Quanto vale uma concessionária de veículos e como calcular o “valuation”.

por Orlando Merluzzi (*)
Como definir o preço justo de negociação

Calcular o valor de uma concessionária de carros, caminhões ou máquinas é parte ciência, parte confiança e uma grande dose de experiência. O modo de conduzir a avaliação de uma concessionária de veículos é muito particular e requer cuidados na utilização de métodos importados e tradicionais. Na MA8 utilizamos um método que melhor se adequa às condições de mercado e negócios no Brasil; o método híbrido de avaliação. Confira nesta matéria.

Com a chegada das novas tecnologias, biocombustíveis, eletrificação e a continuidade dos motores a combustão, haverá novos modelos de negócio convivendo com o modelo anterior, por muitos anos. O Brasil apresenta um cenário particular e terá estratégias próprias de descarbonização na mobilidade, as quais já começam a entrar em vigor. Isso mudará algumas coisas em segmentos específicos da cadeia automotiva. Para definir o valor da concessionária as projeções financeiras, ativos intangíveis e fundo de comércio sofrerão ajustes importantes, assim como as formas de relacionamento entre concessionárias e montadoras serão, também, ajustadas. Surge agora um novo fator de risco, em análise no STF, que poderá alterar a Lei Renato Ferrari (embora as chances ainda pareçam pequenas) e se isso ocorrer o valor das concessionárias tradicionais poderá ser afetado.

  • Não há espaço para crescimento orgânico dentro de uma rede madura, principalmente se a marca for uma “blue-chip”. É preciso comprar uma concessionária, encontrar quem queira vender e contar com a aprovação da montadora. As marcas líderes de mercado, ou as mais valiosas, já fizeram a lição de casa em suas redes, redimensionando áreas, promovendo trocas de controle societário e incentivando algumas fusões e sucessões. Quanto às novas marcas que chegam, ainda terão que se estabelecer, ganhar confiança no mercado, criar parque circulante, construir fundo de comércio para, depois, participarem do nível superior de “valor”.
Cálculo do valor da concessionária e abordagens específicas

Há muitas variáveis que devem ser consideradas no cálculo do valor de uma concessionária no Brasil e algumas dessas variáveis não são ensinadas nas escolas nem encontradas nas famosas tabelas do professor de finanças da Stern School of Business, Aswath Damodaran, o “pai do valuation”.

**Exercícios propostos**
• A. Resuma em duas frases o texto sobre o valor de concessionárias.
• B. No texto sobre o valor de concessionárias, reescreva o trecho que começa em "Como definir o" e termina após "Confira nesta matéria.", trocando "concessionária" por "revendedora".

**Registros armazenados**
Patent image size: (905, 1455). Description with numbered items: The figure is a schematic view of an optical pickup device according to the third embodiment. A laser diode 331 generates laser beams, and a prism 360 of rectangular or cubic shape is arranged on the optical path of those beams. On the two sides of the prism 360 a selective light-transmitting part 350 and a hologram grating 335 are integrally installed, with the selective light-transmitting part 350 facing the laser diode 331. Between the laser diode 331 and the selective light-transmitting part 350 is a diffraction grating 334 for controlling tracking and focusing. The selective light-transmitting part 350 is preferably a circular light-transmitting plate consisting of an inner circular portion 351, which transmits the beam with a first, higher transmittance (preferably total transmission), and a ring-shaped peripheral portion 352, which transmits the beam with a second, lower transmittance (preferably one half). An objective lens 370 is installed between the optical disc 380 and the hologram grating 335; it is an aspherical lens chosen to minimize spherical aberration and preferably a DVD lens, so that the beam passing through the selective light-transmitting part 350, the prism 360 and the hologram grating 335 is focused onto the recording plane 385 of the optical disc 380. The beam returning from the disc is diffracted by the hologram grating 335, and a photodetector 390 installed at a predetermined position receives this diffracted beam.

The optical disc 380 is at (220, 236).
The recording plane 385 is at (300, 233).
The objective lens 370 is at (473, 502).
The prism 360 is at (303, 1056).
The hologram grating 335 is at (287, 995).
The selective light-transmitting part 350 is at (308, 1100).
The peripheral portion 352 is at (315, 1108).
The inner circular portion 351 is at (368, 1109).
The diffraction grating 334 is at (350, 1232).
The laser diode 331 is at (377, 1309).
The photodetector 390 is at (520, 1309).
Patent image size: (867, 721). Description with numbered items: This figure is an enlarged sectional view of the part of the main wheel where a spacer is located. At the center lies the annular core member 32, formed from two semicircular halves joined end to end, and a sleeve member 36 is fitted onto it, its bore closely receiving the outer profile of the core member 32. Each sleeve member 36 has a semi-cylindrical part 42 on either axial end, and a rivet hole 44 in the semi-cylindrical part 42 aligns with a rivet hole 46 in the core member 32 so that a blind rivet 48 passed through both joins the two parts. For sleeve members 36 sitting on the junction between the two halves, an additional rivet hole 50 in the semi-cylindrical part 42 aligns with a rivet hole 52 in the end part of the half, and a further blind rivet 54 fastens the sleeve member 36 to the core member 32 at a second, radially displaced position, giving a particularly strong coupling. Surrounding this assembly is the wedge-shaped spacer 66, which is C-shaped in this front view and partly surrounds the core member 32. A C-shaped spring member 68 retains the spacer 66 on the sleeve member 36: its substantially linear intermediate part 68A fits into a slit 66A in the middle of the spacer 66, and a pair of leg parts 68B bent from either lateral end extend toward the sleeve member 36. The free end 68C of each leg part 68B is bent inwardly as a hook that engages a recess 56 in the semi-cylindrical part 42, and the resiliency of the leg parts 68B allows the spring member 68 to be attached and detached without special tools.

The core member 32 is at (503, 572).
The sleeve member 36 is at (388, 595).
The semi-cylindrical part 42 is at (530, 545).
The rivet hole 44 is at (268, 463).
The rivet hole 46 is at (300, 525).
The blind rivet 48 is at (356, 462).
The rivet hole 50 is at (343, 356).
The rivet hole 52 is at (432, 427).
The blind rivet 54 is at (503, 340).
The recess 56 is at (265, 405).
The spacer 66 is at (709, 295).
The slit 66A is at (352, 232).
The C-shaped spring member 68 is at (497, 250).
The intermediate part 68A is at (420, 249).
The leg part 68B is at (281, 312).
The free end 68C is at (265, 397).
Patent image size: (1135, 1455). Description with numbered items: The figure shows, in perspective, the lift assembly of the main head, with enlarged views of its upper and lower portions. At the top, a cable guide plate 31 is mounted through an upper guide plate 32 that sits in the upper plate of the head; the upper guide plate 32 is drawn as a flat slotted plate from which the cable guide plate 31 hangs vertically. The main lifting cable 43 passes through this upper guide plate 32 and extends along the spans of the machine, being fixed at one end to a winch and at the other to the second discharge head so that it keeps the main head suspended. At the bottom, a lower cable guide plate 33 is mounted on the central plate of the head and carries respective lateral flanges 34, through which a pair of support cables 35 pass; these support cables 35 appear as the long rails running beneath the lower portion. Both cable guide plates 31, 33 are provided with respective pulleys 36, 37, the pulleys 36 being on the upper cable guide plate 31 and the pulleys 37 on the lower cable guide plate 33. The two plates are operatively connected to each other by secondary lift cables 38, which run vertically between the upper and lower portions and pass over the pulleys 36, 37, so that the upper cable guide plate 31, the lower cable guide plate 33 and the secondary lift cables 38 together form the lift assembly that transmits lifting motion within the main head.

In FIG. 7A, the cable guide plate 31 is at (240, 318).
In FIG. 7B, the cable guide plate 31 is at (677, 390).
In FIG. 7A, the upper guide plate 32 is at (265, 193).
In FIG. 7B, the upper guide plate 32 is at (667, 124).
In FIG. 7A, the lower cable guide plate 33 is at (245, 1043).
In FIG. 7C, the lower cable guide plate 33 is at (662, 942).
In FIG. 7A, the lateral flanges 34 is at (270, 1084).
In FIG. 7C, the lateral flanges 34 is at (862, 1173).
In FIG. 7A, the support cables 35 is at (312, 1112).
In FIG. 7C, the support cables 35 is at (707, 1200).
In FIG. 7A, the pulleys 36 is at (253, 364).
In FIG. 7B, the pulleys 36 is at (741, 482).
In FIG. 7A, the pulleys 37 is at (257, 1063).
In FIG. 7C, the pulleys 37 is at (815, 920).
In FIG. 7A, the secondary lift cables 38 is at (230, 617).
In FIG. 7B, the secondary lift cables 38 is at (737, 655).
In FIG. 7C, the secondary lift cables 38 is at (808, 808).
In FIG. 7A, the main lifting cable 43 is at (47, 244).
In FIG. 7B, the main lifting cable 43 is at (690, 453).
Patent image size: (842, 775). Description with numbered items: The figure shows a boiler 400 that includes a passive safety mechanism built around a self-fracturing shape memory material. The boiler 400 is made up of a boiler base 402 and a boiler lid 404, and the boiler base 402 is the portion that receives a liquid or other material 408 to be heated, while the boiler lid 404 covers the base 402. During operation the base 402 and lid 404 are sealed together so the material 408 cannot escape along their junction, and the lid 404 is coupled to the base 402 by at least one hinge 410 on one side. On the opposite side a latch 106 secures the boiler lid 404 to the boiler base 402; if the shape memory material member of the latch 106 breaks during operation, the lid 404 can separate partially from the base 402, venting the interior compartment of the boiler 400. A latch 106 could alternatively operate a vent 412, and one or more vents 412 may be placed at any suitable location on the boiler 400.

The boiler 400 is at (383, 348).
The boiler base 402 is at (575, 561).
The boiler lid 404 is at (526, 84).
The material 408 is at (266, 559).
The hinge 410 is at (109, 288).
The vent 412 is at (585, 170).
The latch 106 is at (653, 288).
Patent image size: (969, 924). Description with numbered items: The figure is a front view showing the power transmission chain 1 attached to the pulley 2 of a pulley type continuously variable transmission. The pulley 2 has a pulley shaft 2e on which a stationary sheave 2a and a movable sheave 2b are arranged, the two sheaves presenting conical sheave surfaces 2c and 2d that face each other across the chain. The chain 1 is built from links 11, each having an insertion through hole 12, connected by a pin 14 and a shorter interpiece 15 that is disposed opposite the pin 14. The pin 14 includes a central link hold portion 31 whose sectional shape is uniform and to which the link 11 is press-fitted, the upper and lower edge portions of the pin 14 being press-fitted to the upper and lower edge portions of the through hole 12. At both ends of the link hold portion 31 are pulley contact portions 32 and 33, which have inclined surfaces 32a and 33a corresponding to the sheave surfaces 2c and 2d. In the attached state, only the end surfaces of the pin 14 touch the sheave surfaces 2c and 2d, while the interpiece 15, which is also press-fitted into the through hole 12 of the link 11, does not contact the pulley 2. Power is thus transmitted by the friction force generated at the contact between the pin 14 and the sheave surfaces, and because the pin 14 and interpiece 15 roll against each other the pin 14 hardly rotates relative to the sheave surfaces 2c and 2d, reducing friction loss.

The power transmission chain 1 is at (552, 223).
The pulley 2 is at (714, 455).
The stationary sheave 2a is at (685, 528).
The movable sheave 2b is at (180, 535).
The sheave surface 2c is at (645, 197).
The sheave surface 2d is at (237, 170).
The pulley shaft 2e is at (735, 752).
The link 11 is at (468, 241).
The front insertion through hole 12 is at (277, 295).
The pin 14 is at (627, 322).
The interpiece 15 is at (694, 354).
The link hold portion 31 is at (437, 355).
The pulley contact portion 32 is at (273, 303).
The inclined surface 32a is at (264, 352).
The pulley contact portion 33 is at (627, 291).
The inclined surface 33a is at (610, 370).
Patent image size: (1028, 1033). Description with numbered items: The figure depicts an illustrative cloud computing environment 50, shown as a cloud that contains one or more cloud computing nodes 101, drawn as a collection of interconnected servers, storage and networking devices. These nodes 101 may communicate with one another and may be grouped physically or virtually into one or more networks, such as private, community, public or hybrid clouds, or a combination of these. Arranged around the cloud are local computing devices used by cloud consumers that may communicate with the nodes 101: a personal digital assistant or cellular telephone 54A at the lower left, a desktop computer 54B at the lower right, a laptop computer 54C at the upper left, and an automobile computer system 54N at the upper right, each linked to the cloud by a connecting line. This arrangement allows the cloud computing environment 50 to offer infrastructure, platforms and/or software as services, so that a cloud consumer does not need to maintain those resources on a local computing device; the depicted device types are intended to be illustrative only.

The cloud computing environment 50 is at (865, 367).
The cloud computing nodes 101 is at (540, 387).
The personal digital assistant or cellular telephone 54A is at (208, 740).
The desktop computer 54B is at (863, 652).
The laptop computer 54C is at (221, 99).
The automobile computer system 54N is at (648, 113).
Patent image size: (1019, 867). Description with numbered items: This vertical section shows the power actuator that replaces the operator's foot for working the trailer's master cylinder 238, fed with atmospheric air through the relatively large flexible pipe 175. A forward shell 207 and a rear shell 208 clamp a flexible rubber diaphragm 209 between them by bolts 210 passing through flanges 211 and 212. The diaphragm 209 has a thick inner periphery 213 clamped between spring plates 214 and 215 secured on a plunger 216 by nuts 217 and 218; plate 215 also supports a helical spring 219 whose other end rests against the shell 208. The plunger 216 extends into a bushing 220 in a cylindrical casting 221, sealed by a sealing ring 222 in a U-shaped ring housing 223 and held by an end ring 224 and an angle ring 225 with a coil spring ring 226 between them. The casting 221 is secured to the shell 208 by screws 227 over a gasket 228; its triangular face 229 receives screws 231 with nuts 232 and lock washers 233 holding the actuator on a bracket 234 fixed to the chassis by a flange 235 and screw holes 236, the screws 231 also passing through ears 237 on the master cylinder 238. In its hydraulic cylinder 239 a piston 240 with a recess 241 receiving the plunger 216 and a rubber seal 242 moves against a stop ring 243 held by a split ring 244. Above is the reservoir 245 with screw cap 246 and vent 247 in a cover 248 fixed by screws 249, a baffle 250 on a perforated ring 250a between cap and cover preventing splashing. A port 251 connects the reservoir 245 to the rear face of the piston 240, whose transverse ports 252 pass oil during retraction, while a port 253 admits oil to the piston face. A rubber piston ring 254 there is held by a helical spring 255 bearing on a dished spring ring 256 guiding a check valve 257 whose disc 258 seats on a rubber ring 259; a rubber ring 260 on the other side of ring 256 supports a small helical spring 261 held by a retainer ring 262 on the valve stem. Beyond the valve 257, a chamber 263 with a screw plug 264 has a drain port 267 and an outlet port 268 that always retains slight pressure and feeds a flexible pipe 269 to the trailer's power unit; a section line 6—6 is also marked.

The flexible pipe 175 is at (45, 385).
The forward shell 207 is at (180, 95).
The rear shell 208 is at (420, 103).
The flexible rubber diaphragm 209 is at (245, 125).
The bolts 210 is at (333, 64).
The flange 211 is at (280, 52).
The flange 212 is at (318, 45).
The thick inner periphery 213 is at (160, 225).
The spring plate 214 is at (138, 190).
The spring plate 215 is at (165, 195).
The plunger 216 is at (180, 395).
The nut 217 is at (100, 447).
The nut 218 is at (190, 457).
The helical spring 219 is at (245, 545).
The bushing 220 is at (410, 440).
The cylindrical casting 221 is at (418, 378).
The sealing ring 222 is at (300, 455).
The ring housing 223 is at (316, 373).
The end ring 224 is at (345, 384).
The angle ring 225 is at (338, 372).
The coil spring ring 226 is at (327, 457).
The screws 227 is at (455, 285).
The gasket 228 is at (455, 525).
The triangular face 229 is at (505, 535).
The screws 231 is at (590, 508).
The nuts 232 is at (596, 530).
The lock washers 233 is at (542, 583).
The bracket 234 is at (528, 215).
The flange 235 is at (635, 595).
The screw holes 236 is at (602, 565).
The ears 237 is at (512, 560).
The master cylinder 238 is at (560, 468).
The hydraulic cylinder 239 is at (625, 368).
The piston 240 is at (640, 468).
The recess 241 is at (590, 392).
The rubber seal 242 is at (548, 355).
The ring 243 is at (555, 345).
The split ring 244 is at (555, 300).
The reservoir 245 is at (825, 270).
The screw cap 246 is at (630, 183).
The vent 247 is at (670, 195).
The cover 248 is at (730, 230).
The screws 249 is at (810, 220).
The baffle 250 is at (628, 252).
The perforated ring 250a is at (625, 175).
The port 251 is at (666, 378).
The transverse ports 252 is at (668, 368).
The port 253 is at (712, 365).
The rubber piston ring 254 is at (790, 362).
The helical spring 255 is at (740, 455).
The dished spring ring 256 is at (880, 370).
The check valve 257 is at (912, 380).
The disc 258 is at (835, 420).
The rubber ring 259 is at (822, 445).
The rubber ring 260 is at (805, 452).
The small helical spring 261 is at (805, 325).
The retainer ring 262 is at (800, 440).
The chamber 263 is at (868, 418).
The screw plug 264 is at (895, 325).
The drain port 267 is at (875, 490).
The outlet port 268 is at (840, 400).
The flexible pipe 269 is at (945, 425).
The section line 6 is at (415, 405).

**Exercícios resolvidos**
• A. Calcular o valor de uma concessionária de veículos exige ciência, confiança e experiência, e a MA8 usa um método híbrido de avaliação, adequado às condições de mercado no Brasil. Novas tecnologias e estratégias de descarbonização trarão ajustes importantes a esse cálculo, e um fator de risco em análise no STF poderá afetar o valor das concessionárias tradicionais.

• B.
Como definir o preço justo de negociação

Calcular o valor de uma revendedora de carros, caminhões ou máquinas é parte ciência, parte confiança e uma grande dose de experiência. O modo de conduzir a avaliação de uma revendedora de veículos é muito particular e requer cuidados na utilização de métodos importados e tradicionais. Na MA8 utilizamos um método que melhor se adequa às condições de mercado e negócios no Brasil; o método híbrido de avaliação. Confira nesta matéria.